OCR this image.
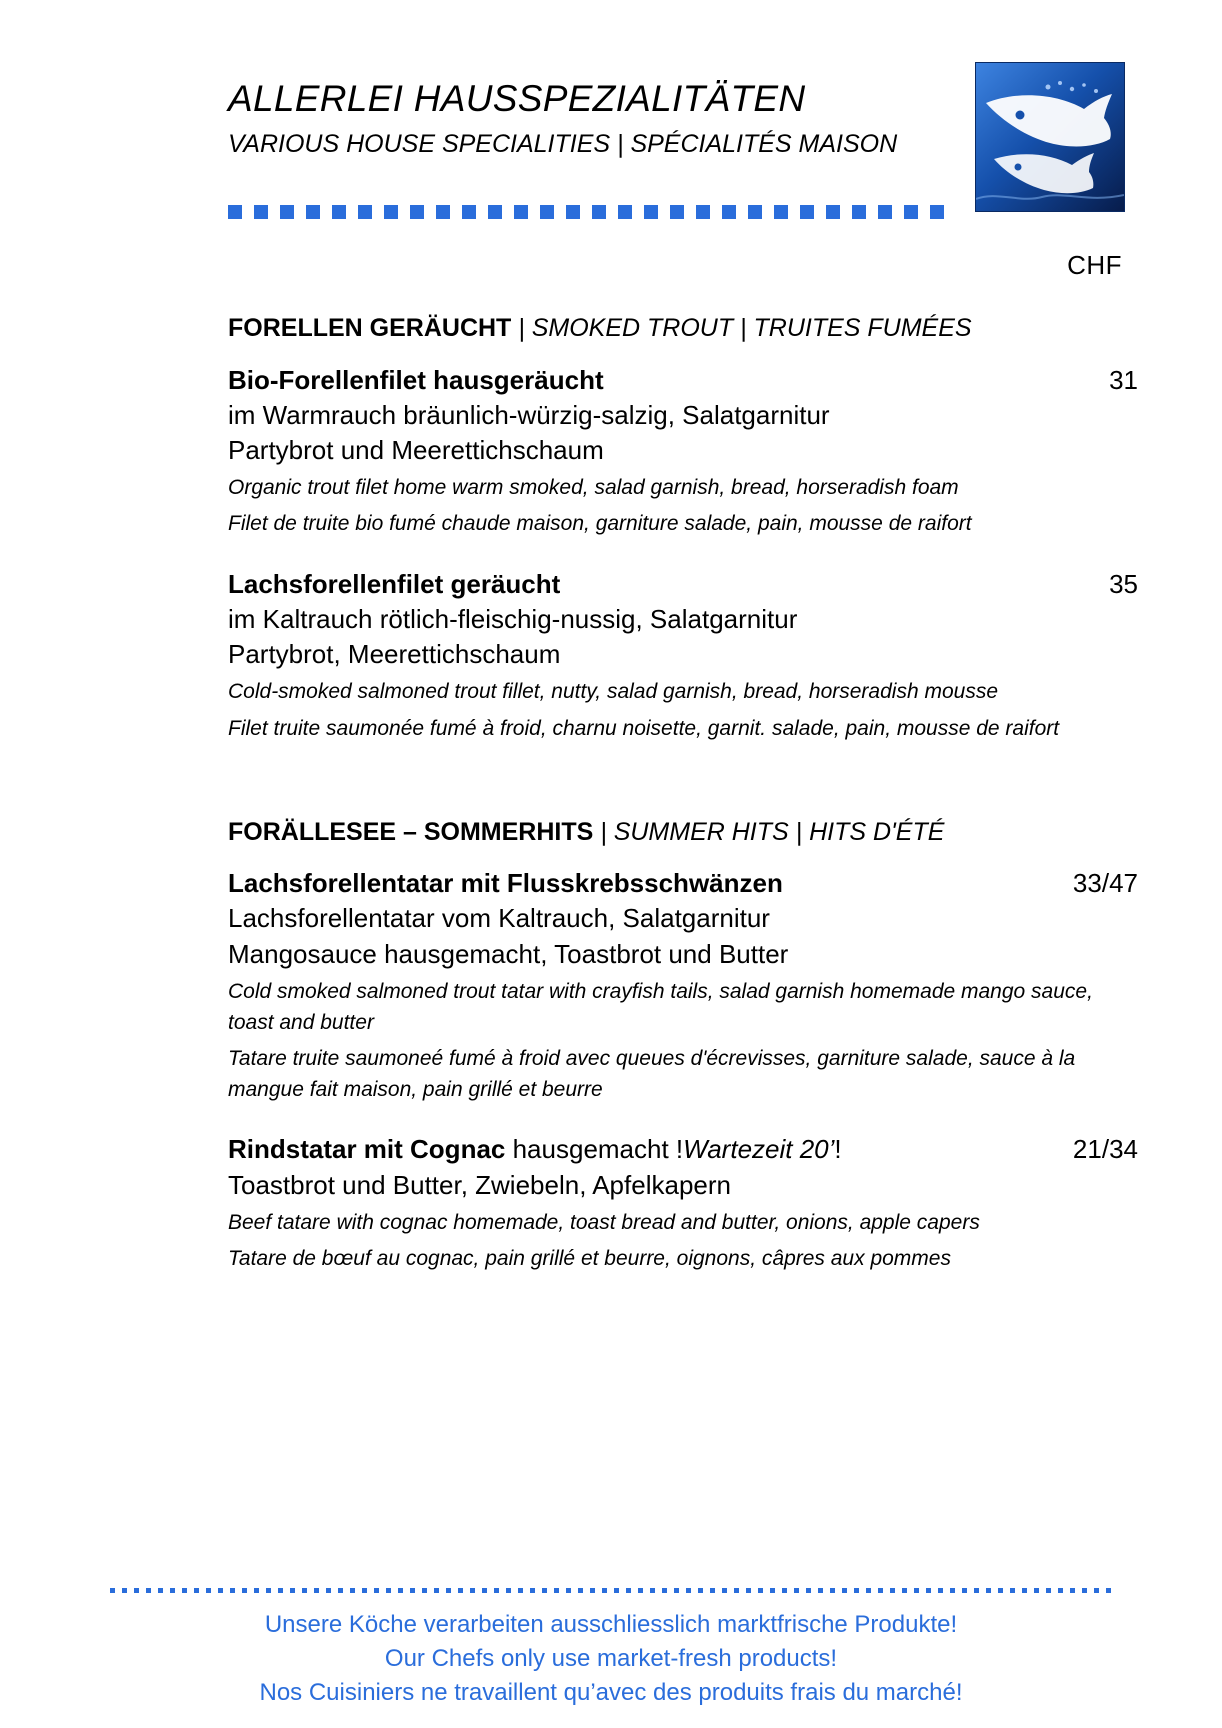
ALLERLEI HAUSSPEZIALITÄTEN
VARIOUS HOUSE SPECIALITIES | SPÉCIALITÉS MAISON
CHF
FORELLEN GERÄUCHT | SMOKED TROUT | TRUITES FUMÉES
Bio-Forellenfilet hausgeräucht	31
im Warmrauch bräunlich-würzig-salzig, Salatgarnitur
Partybrot und Meerettichschaum
Organic trout filet home warm smoked, salad garnish, bread, horseradish foam
Filet de truite bio fumé chaude maison, garniture salade, pain, mousse de raifort
Lachsforellenfilet geräucht	35
im Kaltrauch rötlich-fleischig-nussig, Salatgarnitur
Partybrot, Meerettichschaum
Cold-smoked salmoned trout fillet, nutty, salad garnish, bread, horseradish mousse
Filet truite saumonée fumé à froid, charnu noisette, garnit. salade, pain, mousse de raifort
FORÄLLESEE – SOMMERHITS | SUMMER HITS | HITS D'ÉTÉ
Lachsforellentatar mit Flusskrebsschwänzen	33/47
Lachsforellentatar vom Kaltrauch, Salatgarnitur
Mangosauce hausgemacht, Toastbrot und Butter
Cold smoked salmoned trout tatar with crayfish tails, salad garnish homemade mango sauce, toast and butter
Tatare truite saumoneé fumé à froid avec queues d'écrevisses, garniture salade, sauce à la mangue fait maison, pain grillé et beurre
Rindstatar mit Cognac hausgemacht !Wartezeit 20’!	21/34
Toastbrot und Butter, Zwiebeln, Apfelkapern
Beef tatare with cognac homemade, toast bread and butter, onions, apple capers
Tatare de bœuf au cognac, pain grillé et beurre, oignons, câpres aux pommes
Unsere Köche verarbeiten ausschliesslich marktfrische Produkte!
Our Chefs only use market-fresh products!
Nos Cuisiniers ne travaillent qu’avec des produits frais du marché!
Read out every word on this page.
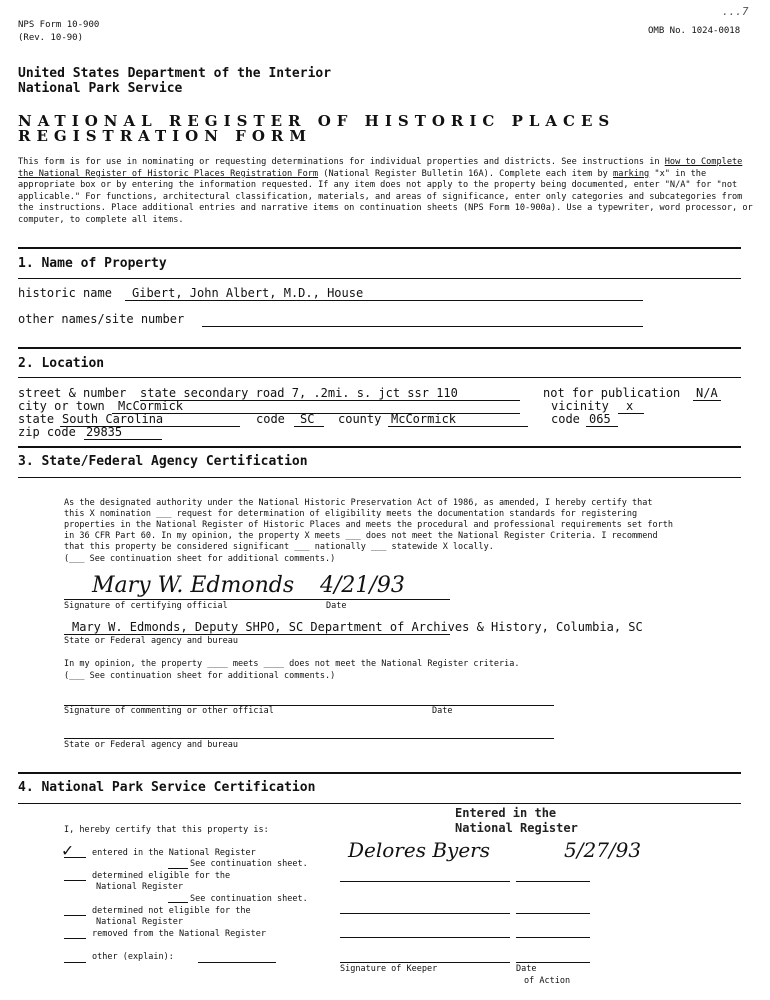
NPS Form 10-900
(Rev. 10-90)
OMB No. 1024-0018
...7
United States Department of the Interior
National Park Service
NATIONAL REGISTER OF HISTORIC PLACES
REGISTRATION FORM
This form is for use in nominating or requesting determinations for individual properties and districts. See instructions in How to Complete the National Register of Historic Places Registration Form (National Register Bulletin 16A). Complete each item by marking "x" in the appropriate box or by entering the information requested. If any item does not apply to the property being documented, enter "N/A" for "not applicable." For functions, architectural classification, materials, and areas of significance, enter only categories and subcategories from the instructions. Place additional entries and narrative items on continuation sheets (NPS Form 10-900a). Use a typewriter, word processor, or computer, to complete all items.
1. Name of Property
historic name Gibert, John Albert, M.D., House
other names/site number
2. Location
street & number state secondary road 7, .2mi. s. jct ssr 110	not for publication N/A
city or town McCormick	vicinity x
state South Carolina	code SC county McCormick	code 065
zip code 29835
3. State/Federal Agency Certification
As the designated authority under the National Historic Preservation Act of 1986, as amended, I hereby certify that
this X nomination ___ request for determination of eligibility meets the documentation standards for registering
properties in the National Register of Historic Places and meets the procedural and professional requirements set forth
in 36 CFR Part 60. In my opinion, the property X meets ___ does not meet the National Register Criteria. I recommend
that this property be considered significant ___ nationally ___ statewide X locally.
(___ See continuation sheet for additional comments.)
Mary W. Edmonds 4/21/93
Signature of certifying official	Date
Mary W. Edmonds, Deputy SHPO, SC Department of Archives & History, Columbia, SC
State or Federal agency and bureau
In my opinion, the property ____ meets ____ does not meet the National Register criteria.
(___ See continuation sheet for additional comments.)
Signature of commenting or other official	Date
State or Federal agency and bureau
4. National Park Service Certification
Entered in the
National Register
I, hereby certify that this property is:
✓ entered in the National Register
See continuation sheet.
determined eligible for the
National Register
See continuation sheet.
determined not eligible for the
National Register
removed from the National Register
other (explain):
Delores Byers	5/27/93
Signature of Keeper	Date
of Action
____________
» Stated task
Omit the pictures, then quote the rest of the material above exactly.

» Finished task
OCR this image.
ALLERLEI HAUSSPEZIALITÄTEN
VARIOUS HOUSE SPECIALITIES | SPÉCIALITÉS MAISON
CHF
FORELLEN GERÄUCHT | SMOKED TROUT | TRUITES FUMÉES
Bio-Forellenfilet hausgeräucht	31
im Warmrauch bräunlich-würzig-salzig, Salatgarnitur
Partybrot und Meerettichschaum
Organic trout filet home warm smoked, salad garnish, bread, horseradish foam
Filet de truite bio fumé chaude maison, garniture salade, pain, mousse de raifort
Lachsforellenfilet geräucht	35
im Kaltrauch rötlich-fleischig-nussig, Salatgarnitur
Partybrot, Meerettichschaum
Cold-smoked salmoned trout fillet, nutty, salad garnish, bread, horseradish mousse
Filet truite saumonée fumé à froid, charnu noisette, garnit. salade, pain, mousse de raifort
FORÄLLESEE – SOMMERHITS | SUMMER HITS | HITS D'ÉTÉ
Lachsforellentatar mit Flusskrebsschwänzen	33/47
Lachsforellentatar vom Kaltrauch, Salatgarnitur
Mangosauce hausgemacht, Toastbrot und Butter
Cold smoked salmoned trout tatar with crayfish tails, salad garnish homemade mango sauce, toast and butter
Tatare truite saumoneé fumé à froid avec queues d'écrevisses, garniture salade, sauce à la mangue fait maison, pain grillé et beurre
Rindstatar mit Cognac hausgemacht !Wartezeit 20’!	21/34
Toastbrot und Butter, Zwiebeln, Apfelkapern
Beef tatare with cognac homemade, toast bread and butter, onions, apple capers
Tatare de bœuf au cognac, pain grillé et beurre, oignons, câpres aux pommes
Unsere Köche verarbeiten ausschliesslich marktfrische Produkte!
Our Chefs only use market-fresh products!
Nos Cuisiniers ne travaillent qu’avec des produits frais du marché!
Read out every word on this page.
NPS Form 10-900
(Rev. 10-90)
OMB No. 1024-0018
...7
United States Department of the Interior
National Park Service
NATIONAL REGISTER OF HISTORIC PLACES
REGISTRATION FORM
This form is for use in nominating or requesting determinations for individual properties and districts. See instructions in How to Complete the National Register of Historic Places Registration Form (National Register Bulletin 16A). Complete each item by marking "x" in the appropriate box or by entering the information requested. If any item does not apply to the property being documented, enter "N/A" for "not applicable." For functions, architectural classification, materials, and areas of significance, enter only categories and subcategories from the instructions. Place additional entries and narrative items on continuation sheets (NPS Form 10-900a). Use a typewriter, word processor, or computer, to complete all items.
1. Name of Property
historic name Gibert, John Albert, M.D., House
other names/site number
2. Location
street & number state secondary road 7, .2mi. s. jct ssr 110	not for publication N/A
city or town McCormick	vicinity x
state South Carolina	code SC county McCormick	code 065
zip code 29835
3. State/Federal Agency Certification
As the designated authority under the National Historic Preservation Act of 1986, as amended, I hereby certify that
this X nomination ___ request for determination of eligibility meets the documentation standards for registering
properties in the National Register of Historic Places and meets the procedural and professional requirements set forth
in 36 CFR Part 60. In my opinion, the property X meets ___ does not meet the National Register Criteria. I recommend
that this property be considered significant ___ nationally ___ statewide X locally.
(___ See continuation sheet for additional comments.)
Mary W. Edmonds 4/21/93
Signature of certifying official	Date
Mary W. Edmonds, Deputy SHPO, SC Department of Archives & History, Columbia, SC
State or Federal agency and bureau
In my opinion, the property ____ meets ____ does not meet the National Register criteria.
(___ See continuation sheet for additional comments.)
Signature of commenting or other official	Date
State or Federal agency and bureau
4. National Park Service Certification
Entered in the
National Register
I, hereby certify that this property is:
✓ entered in the National Register
See continuation sheet.
determined eligible for the
National Register
See continuation sheet.
determined not eligible for the
National Register
removed from the National Register
other (explain):
Delores Byers	5/27/93
Signature of Keeper	Date
of Action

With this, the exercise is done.